[Stored records]
^^^^^^^^^^^^^^^^

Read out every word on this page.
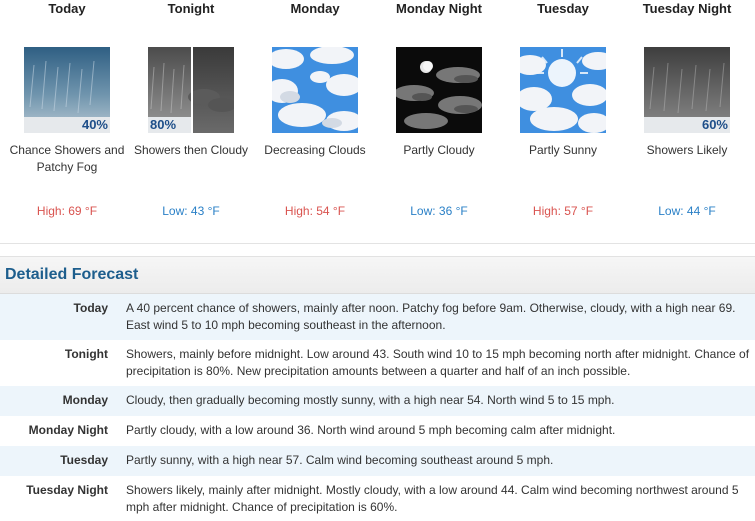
Today
40%
Chance Showers and Patchy Fog
High: 69 °F
Tonight
80%
Showers then Cloudy
Low: 43 °F
Monday
Decreasing Clouds
High: 54 °F
Monday Night
Partly Cloudy
Low: 36 °F
Tuesday
Partly Sunny
High: 57 °F
Tuesday Night
60%
Showers Likely
Low: 44 °F
Detailed Forecast
Today A 40 percent chance of showers, mainly after noon. Patchy fog before 9am. Otherwise, cloudy, with a high near 69. East wind 5 to 10 mph becoming southeast in the afternoon.
Tonight Showers, mainly before midnight. Low around 43. South wind 10 to 15 mph becoming north after midnight. Chance of precipitation is 80%. New precipitation amounts between a quarter and half of an inch possible.
Monday Cloudy, then gradually becoming mostly sunny, with a high near 54. North wind 5 to 15 mph.
Monday Night Partly cloudy, with a low around 36. North wind around 5 mph becoming calm after midnight.
Tuesday Partly sunny, with a high near 57. Calm wind becoming southeast around 5 mph.
Tuesday Night Showers likely, mainly after midnight. Mostly cloudy, with a low around 44. Calm wind becoming northwest around 5 mph after midnight. Chance of precipitation is 60%.
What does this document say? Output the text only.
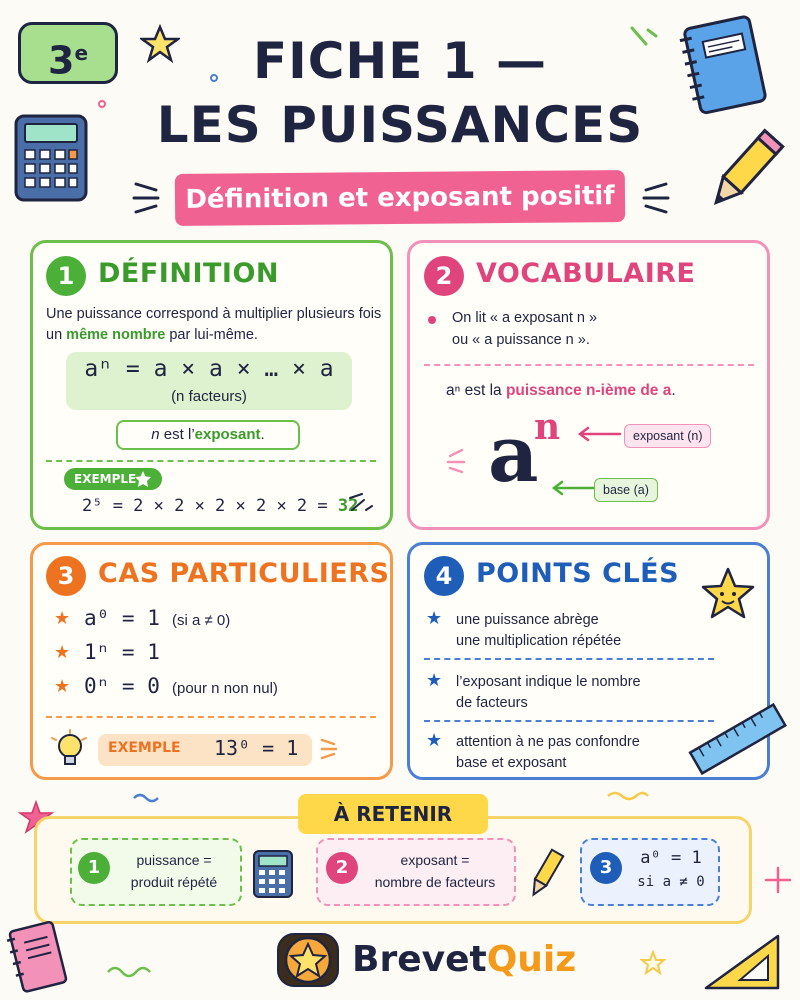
3e	FICHE 1 —
LES PUISSANCES
Définition et exposant positif
1 DÉFINITION
Une puissance correspond à multiplier plusieurs fois un même nombre par lui-même.
aⁿ = a × a × … × a
(n facteurs)
n est l’exposant.
EXEMPLE
2⁵ = 2 × 2 × 2 × 2 × 2 = 32
2 VOCABULAIRE
On lit « a exposant n »
ou « a puissance n ».
aⁿ est la puissance n-ième de a.
a
n	exposant (n)
base (a)
3 CAS PARTICULIERS
★ a⁰ = 1 (si a ≠ 0)
★ 1ⁿ = 1
★ 0ⁿ = 0 (pour n non nul)
EXEMPLE 13⁰ = 1
4 POINTS CLÉS
★ une puissance abrège
une multiplication répétée
★ l’exposant indique le nombre
de facteurs
★ attention à ne pas confondre
base et exposant
À RETENIR
1	puissance =
produit répété
2	exposant =
nombre de facteurs
3	a⁰ = 1
si a ≠ 0
BrevetQuiz
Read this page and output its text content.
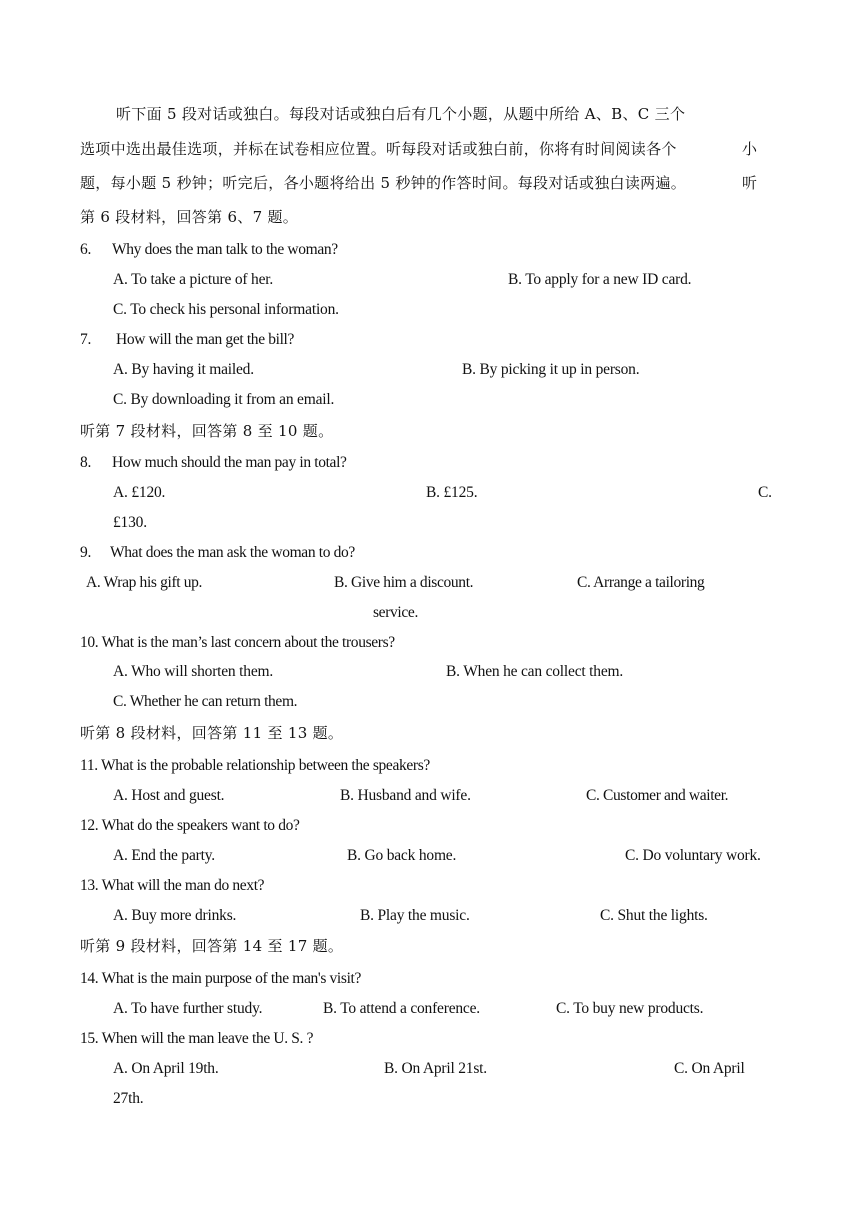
听下面 5 段对话或独白。每段对话或独白后有几个小题，从题中所给 A、B、C 三个
选项中选出最佳选项，并标在试卷相应位置。听每段对话或独白前，你将有时间阅读各个	小
题，每小题 5 秒钟；听完后，各小题将给出 5 秒钟的作答时间。每段对话或独白读两遍。	听
第 6 段材料，回答第 6、7 题。
6. Why does the man talk to the woman?
A. To take a picture of her.	B. To apply for a new ID card.
C. To check his personal information.
7. How will the man get the bill?
A. By having it mailed.	B. By picking it up in person.
C. By downloading it from an email.
听第 7 段材料，回答第 8 至 10 题。
8. How much should the man pay in total?
A. £120.	B. £125.	C.
£130.
9. What does the man ask the woman to do?
A. Wrap his gift up.	B. Give him a discount.	C. Arrange a tailoring
service.
10. What is the man’s last concern about the trousers?
A. Who will shorten them.	B. When he can collect them.
C. Whether he can return them.
听第 8 段材料，回答第 11 至 13 题。
11. What is the probable relationship between the speakers?
A. Host and guest.	B. Husband and wife.	C. Customer and waiter.
12. What do the speakers want to do?
A. End the party.	B. Go back home.	C. Do voluntary work.
13. What will the man do next?
A. Buy more drinks.	B. Play the music.	C. Shut the lights.
听第 9 段材料，回答第 14 至 17 题。
14. What is the main purpose of the man's visit?
A. To have further study.	B. To attend a conference.	C. To buy new products.
15. When will the man leave the U. S. ?
A. On April 19th.	B. On April 21st.	C. On April
27th.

^^^^^^^^^^^^^^^^

Leaving out the pictures, repeat the data above exactly.

Read out every word on this page.
Today
40%
Chance Showers and Patchy Fog
High: 69 °F
Tonight
80%
Showers then Cloudy
Low: 43 °F
Monday
Decreasing Clouds
High: 54 °F
Monday Night
Partly Cloudy
Low: 36 °F
Tuesday
Partly Sunny
High: 57 °F
Tuesday Night
60%
Showers Likely
Low: 44 °F
Detailed Forecast
Today A 40 percent chance of showers, mainly after noon. Patchy fog before 9am. Otherwise, cloudy, with a high near 69. East wind 5 to 10 mph becoming southeast in the afternoon.
Tonight Showers, mainly before midnight. Low around 43. South wind 10 to 15 mph becoming north after midnight. Chance of precipitation is 80%. New precipitation amounts between a quarter and half of an inch possible.
Monday Cloudy, then gradually becoming mostly sunny, with a high near 54. North wind 5 to 15 mph.
Monday Night Partly cloudy, with a low around 36. North wind around 5 mph becoming calm after midnight.
Tuesday Partly sunny, with a high near 57. Calm wind becoming southeast around 5 mph.
Tuesday Night Showers likely, mainly after midnight. Mostly cloudy, with a low around 44. Calm wind becoming northwest around 5 mph after midnight. Chance of precipitation is 60%.
What does this document say? Output the text only.
3e	FICHE 1 —
LES PUISSANCES
Définition et exposant positif
1 DÉFINITION
Une puissance correspond à multiplier plusieurs fois un même nombre par lui-même.
aⁿ = a × a × … × a
(n facteurs)
n est l’exposant.
EXEMPLE
2⁵ = 2 × 2 × 2 × 2 × 2 = 32
2 VOCABULAIRE
On lit « a exposant n »
ou « a puissance n ».
aⁿ est la puissance n-ième de a.
a
n	exposant (n)
base (a)
3 CAS PARTICULIERS
★ a⁰ = 1 (si a ≠ 0)
★ 1ⁿ = 1
★ 0ⁿ = 0 (pour n non nul)
EXEMPLE 13⁰ = 1
4 POINTS CLÉS
★ une puissance abrège
une multiplication répétée
★ l’exposant indique le nombre
de facteurs
★ attention à ne pas confondre
base et exposant
À RETENIR
1	puissance =
produit répété
2	exposant =
nombre de facteurs
3	a⁰ = 1
si a ≠ 0
BrevetQuiz
Read this page and output its text content.
听下面 5 段对话或独白。每段对话或独白后有几个小题，从题中所给 A、B、C 三个
选项中选出最佳选项，并标在试卷相应位置。听每段对话或独白前，你将有时间阅读各个	小
题，每小题 5 秒钟；听完后，各小题将给出 5 秒钟的作答时间。每段对话或独白读两遍。	听
第 6 段材料，回答第 6、7 题。
6. Why does the man talk to the woman?
A. To take a picture of her.	B. To apply for a new ID card.
C. To check his personal information.
7. How will the man get the bill?
A. By having it mailed.	B. By picking it up in person.
C. By downloading it from an email.
听第 7 段材料，回答第 8 至 10 题。
8. How much should the man pay in total?
A. £120.	B. £125.	C.
£130.
9. What does the man ask the woman to do?
A. Wrap his gift up.	B. Give him a discount.	C. Arrange a tailoring
service.
10. What is the man’s last concern about the trousers?
A. Who will shorten them.	B. When he can collect them.
C. Whether he can return them.
听第 8 段材料，回答第 11 至 13 题。
11. What is the probable relationship between the speakers?
A. Host and guest.	B. Husband and wife.	C. Customer and waiter.
12. What do the speakers want to do?
A. End the party.	B. Go back home.	C. Do voluntary work.
13. What will the man do next?
A. Buy more drinks.	B. Play the music.	C. Shut the lights.
听第 9 段材料，回答第 14 至 17 题。
14. What is the main purpose of the man's visit?
A. To have further study.	B. To attend a conference.	C. To buy new products.
15. When will the man leave the U. S. ?
A. On April 19th.	B. On April 21st.	C. On April
27th.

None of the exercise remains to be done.